======== INPUT ROWS

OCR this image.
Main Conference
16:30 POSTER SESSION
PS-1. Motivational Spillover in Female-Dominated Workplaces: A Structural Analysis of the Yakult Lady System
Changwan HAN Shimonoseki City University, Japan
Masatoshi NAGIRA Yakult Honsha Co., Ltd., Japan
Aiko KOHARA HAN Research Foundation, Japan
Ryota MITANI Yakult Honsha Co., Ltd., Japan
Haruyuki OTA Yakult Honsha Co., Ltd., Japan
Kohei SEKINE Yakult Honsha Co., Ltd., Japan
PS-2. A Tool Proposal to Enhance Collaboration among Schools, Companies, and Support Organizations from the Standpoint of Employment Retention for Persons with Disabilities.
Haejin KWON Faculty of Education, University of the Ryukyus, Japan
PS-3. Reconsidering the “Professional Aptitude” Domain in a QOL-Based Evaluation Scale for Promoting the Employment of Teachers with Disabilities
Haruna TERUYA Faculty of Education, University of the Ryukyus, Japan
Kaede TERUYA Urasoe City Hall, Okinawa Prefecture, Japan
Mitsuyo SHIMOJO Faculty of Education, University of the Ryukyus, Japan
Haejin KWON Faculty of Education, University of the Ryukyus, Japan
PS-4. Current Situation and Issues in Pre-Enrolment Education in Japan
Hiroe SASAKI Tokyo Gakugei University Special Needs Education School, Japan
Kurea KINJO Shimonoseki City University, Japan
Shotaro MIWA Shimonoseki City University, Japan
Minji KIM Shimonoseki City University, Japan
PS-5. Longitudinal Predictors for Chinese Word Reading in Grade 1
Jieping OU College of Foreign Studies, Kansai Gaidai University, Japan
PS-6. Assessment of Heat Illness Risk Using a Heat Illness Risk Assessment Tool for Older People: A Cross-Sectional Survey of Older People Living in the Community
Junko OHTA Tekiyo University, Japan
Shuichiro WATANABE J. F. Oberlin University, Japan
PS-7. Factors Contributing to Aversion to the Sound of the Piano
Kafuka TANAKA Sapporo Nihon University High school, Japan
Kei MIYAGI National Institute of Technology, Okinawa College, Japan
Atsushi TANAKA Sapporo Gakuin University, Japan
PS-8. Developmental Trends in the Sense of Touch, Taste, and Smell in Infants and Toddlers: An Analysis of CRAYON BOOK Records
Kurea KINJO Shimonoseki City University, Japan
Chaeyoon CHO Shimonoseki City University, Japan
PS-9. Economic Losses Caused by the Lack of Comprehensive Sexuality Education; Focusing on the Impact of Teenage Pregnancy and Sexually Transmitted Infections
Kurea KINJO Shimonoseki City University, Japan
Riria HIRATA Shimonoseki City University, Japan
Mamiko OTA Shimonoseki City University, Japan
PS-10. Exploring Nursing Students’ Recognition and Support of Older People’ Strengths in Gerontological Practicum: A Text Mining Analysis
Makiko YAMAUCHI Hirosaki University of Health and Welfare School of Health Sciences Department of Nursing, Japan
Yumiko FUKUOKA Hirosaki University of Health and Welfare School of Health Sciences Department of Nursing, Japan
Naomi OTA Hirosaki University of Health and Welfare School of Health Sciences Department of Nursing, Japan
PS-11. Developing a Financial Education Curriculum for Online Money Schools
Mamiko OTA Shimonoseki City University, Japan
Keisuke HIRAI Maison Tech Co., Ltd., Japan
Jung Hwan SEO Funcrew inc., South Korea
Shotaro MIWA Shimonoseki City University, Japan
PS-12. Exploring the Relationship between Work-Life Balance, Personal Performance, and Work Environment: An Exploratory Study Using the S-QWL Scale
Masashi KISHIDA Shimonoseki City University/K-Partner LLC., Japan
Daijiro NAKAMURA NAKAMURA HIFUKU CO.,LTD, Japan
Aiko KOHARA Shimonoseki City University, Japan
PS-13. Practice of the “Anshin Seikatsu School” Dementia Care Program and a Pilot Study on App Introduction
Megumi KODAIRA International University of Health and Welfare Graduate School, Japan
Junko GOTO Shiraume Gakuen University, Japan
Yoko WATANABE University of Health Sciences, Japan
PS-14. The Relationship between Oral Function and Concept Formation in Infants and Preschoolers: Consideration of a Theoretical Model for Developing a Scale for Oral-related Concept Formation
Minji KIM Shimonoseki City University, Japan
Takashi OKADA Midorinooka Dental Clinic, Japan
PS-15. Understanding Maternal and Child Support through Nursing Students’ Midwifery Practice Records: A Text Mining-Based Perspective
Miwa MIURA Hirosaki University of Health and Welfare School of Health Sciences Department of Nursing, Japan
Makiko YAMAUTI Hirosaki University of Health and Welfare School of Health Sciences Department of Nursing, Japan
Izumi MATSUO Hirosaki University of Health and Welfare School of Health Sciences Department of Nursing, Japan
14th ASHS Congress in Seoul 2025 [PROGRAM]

================
======== INPUT ROWS

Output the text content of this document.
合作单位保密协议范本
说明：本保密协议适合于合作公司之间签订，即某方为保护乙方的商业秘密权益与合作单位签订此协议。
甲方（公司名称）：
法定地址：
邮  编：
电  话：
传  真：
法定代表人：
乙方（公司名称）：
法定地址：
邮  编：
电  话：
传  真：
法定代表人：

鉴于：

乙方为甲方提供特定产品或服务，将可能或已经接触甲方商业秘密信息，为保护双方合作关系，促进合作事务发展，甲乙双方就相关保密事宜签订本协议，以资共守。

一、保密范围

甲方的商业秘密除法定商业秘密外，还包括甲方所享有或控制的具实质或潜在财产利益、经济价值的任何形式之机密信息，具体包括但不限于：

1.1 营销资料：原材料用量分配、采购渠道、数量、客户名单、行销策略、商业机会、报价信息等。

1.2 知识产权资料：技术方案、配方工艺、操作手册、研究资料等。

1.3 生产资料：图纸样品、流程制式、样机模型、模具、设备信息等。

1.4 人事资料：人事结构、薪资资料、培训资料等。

================

WRITTEN TASK » Give only the count of lines in which the string "Developing" appears.

SOLUTION TO THIS TASK » 2